§ **Exercise task**
Select and reproduce each line of the listing below that bears the string "课题背景及研究的目的和意义".

Records from a data collection:
****

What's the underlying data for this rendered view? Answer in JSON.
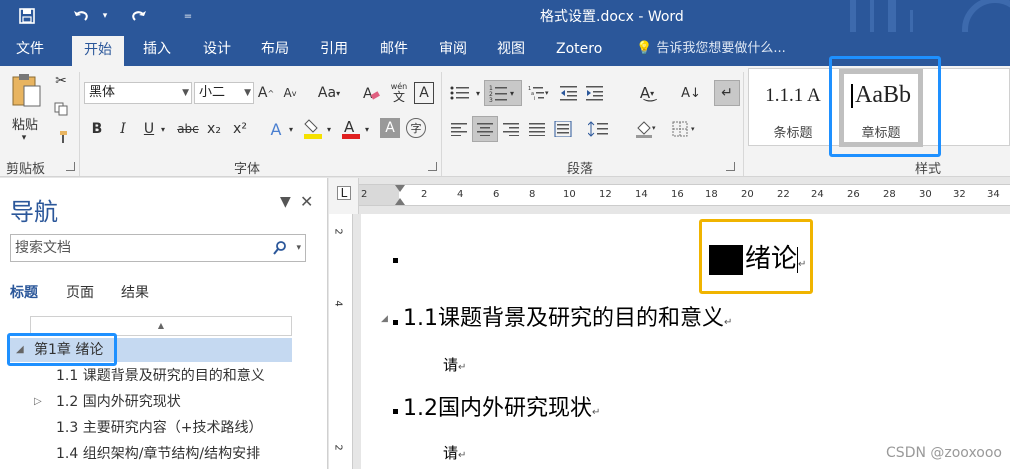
{
  "titlebar": {
    "title": "格式设置.docx - Word",
    "save_icon": "save-icon",
    "undo_icon": "undo-icon",
    "redo_icon": "redo-icon",
    "customize_icon": "customize-qat-icon"
  },
  "tabs": [
    {
      "label": "文件"
    },
    {
      "label": "开始"
    },
    {
      "label": "插入"
    },
    {
      "label": "设计"
    },
    {
      "label": "布局"
    },
    {
      "label": "引用"
    },
    {
      "label": "邮件"
    },
    {
      "label": "审阅"
    },
    {
      "label": "视图"
    },
    {
      "label": "Zotero"
    }
  ],
  "tell_me": "告诉我您想要做什么...",
  "ribbon": {
    "clipboard": {
      "paste_label": "粘贴",
      "group_label": "剪贴板"
    },
    "font": {
      "font_name": "黑体",
      "font_size": "小二",
      "group_label": "字体",
      "bold": "B",
      "italic": "I",
      "underline": "U",
      "strike": "abc",
      "subscript": "x₂",
      "superscript": "x²",
      "phonetic": "wén",
      "case_label": "Aa"
    },
    "paragraph": {
      "group_label": "段落"
    },
    "styles": {
      "group_label": "样式",
      "items": [
        {
          "preview": "1.1.1  A",
          "name": "条标题"
        },
        {
          "preview": "AaBb",
          "name": "章标题"
        }
      ]
    }
  },
  "nav": {
    "title": "导航",
    "search_placeholder": "搜索文档",
    "tabs": [
      "标题",
      "页面",
      "结果"
    ],
    "tree": [
      {
        "label": "第1章 绪论",
        "level": 0,
        "selected": true
      },
      {
        "label": "1.1 课题背景及研究的目的和意义",
        "level": 1
      },
      {
        "label": "1.2 国内外研究现状",
        "level": 1
      },
      {
        "label": "1.3 主要研究内容（+技术路线）",
        "level": 1
      },
      {
        "label": "1.4 组织架构/章节结构/结构安排",
        "level": 1
      }
    ]
  },
  "ruler": {
    "h_ticks": [
      "2",
      "2",
      "4",
      "6",
      "8",
      "10",
      "12",
      "14",
      "16",
      "18",
      "20",
      "22",
      "24",
      "26",
      "28",
      "30",
      "32",
      "34"
    ],
    "v_ticks": [
      "2",
      "4",
      "2"
    ]
  },
  "document": {
    "chapter_title": "绪论",
    "sections": [
      {
        "number": "1.1",
        "title": "课题背景及研究的目的和意义",
        "body": "请"
      },
      {
        "number": "1.2",
        "title": "国内外研究现状",
        "body": "请"
      }
    ],
    "pilcrow": "↵"
  },
  "watermark": "CSDN @zooxooo"
}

****

§ **Exercise solution**
        "label": "1.1 课题背景及研究的目的和意义",
        "title": "课题背景及研究的目的和意义",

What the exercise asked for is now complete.